**WHAT THIS TASK INVOLVES**
Show every line where "that" occurs.

Stored records
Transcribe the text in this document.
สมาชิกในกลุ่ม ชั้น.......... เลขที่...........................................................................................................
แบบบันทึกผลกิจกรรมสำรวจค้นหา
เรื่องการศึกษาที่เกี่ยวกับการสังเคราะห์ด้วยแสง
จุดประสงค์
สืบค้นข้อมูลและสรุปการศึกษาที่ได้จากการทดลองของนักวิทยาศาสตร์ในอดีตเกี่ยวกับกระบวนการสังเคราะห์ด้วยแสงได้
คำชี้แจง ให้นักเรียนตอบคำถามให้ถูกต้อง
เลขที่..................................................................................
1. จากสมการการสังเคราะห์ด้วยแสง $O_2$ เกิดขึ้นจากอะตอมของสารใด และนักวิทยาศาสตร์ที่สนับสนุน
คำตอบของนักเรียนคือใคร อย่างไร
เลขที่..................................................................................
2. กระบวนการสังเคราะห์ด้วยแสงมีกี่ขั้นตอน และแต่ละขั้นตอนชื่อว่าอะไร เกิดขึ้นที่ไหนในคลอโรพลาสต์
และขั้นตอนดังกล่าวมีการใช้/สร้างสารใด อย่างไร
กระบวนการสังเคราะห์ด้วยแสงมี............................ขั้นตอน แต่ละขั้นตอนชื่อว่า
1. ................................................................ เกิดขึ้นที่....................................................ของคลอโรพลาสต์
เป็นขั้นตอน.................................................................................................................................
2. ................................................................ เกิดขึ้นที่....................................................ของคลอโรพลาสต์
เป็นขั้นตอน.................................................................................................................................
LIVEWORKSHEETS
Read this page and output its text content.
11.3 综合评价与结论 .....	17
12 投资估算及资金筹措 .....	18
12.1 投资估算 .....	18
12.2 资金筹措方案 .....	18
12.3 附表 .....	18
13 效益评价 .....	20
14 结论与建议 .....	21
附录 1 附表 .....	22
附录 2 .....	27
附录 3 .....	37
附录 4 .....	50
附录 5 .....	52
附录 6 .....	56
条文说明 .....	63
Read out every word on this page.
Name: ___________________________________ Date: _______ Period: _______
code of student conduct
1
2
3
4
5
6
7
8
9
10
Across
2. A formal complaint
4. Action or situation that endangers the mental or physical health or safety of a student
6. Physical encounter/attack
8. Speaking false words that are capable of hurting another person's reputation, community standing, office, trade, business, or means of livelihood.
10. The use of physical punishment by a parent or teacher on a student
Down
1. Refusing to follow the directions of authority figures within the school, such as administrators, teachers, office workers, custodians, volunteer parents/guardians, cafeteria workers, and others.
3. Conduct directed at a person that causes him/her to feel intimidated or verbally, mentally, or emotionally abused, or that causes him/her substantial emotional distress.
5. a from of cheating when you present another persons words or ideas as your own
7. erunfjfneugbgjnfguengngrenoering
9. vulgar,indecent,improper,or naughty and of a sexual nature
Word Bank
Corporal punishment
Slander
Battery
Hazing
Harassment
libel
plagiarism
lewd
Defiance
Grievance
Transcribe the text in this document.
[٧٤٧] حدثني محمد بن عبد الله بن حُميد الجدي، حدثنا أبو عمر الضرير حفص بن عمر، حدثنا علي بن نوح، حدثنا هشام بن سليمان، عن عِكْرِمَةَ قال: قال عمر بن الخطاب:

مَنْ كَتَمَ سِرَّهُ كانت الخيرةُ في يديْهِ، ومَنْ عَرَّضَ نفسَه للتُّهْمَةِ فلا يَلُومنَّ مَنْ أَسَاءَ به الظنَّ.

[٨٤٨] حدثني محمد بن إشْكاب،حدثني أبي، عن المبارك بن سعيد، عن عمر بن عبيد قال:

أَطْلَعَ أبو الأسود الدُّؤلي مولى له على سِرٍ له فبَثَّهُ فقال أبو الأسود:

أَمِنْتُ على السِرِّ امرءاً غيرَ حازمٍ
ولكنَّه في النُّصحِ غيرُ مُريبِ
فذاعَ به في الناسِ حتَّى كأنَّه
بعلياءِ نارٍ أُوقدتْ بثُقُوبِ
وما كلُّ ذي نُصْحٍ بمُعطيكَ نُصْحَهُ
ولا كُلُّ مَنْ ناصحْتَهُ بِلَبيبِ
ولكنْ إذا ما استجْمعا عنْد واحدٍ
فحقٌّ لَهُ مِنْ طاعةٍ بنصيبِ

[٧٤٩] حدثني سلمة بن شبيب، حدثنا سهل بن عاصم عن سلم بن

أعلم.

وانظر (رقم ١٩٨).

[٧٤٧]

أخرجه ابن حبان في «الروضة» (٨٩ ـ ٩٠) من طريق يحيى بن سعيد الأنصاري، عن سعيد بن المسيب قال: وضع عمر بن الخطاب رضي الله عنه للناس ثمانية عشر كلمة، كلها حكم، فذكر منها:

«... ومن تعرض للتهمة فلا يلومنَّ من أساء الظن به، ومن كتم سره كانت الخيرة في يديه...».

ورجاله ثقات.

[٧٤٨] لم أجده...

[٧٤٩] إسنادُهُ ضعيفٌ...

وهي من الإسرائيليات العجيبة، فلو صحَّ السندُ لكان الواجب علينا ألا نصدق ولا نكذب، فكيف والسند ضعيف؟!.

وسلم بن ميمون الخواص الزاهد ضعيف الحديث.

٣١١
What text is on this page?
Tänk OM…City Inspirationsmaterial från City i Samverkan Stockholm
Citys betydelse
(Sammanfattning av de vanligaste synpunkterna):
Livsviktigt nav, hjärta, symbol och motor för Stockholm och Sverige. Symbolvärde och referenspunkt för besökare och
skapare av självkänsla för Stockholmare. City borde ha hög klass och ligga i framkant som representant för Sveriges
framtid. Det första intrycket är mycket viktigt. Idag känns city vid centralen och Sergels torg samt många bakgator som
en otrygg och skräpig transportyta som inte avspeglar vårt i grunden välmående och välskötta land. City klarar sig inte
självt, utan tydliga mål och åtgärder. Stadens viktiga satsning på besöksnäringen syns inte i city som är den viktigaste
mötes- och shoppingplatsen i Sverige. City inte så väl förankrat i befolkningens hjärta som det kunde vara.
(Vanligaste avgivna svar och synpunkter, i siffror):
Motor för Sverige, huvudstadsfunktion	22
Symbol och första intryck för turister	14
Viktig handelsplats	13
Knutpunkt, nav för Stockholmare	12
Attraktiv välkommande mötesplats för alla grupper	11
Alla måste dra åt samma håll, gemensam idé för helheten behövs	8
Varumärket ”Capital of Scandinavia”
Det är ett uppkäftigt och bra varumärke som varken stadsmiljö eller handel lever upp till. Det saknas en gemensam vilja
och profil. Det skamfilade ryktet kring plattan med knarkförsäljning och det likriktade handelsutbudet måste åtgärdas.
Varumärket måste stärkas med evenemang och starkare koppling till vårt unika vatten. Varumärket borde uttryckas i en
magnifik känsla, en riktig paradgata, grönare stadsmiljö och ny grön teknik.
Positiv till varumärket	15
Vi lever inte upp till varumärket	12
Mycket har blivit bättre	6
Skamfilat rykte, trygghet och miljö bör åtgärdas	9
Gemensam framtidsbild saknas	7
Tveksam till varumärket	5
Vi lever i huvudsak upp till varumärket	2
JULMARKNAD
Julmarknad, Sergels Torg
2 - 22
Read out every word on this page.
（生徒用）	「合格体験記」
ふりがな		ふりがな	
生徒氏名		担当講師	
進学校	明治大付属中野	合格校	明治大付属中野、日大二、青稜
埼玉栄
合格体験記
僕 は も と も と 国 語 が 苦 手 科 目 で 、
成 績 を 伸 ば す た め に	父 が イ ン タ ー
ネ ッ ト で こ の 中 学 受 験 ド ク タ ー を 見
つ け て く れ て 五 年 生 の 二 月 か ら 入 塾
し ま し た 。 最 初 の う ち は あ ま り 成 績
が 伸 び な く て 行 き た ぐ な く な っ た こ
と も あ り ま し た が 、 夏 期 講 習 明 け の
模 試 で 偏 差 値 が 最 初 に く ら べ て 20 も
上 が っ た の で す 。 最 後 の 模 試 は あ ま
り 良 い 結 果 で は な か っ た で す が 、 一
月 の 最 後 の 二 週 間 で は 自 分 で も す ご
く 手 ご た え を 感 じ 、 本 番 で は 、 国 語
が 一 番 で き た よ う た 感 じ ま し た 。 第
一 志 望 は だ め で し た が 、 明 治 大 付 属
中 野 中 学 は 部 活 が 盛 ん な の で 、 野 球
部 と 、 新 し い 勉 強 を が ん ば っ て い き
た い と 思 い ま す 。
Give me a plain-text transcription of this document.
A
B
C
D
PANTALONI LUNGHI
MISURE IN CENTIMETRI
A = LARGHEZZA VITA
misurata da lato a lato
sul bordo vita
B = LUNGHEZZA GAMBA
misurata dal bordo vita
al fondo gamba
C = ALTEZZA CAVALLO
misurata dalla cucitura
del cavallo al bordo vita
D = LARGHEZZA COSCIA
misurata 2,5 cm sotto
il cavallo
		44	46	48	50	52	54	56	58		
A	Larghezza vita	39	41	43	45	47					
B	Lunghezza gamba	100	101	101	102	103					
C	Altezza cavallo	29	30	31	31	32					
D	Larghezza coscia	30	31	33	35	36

**TASK SOLUTION**
4. Action or situation that endangers the mental or physical health or safety of a student
8. Speaking false words that are capable of hurting another person's reputation, community standing, office, trade, business, or means of livelihood.
3. Conduct directed at a person that causes him/her to feel intimidated or verbally, mentally, or emotionally abused, or that causes him/her substantial emotional distress.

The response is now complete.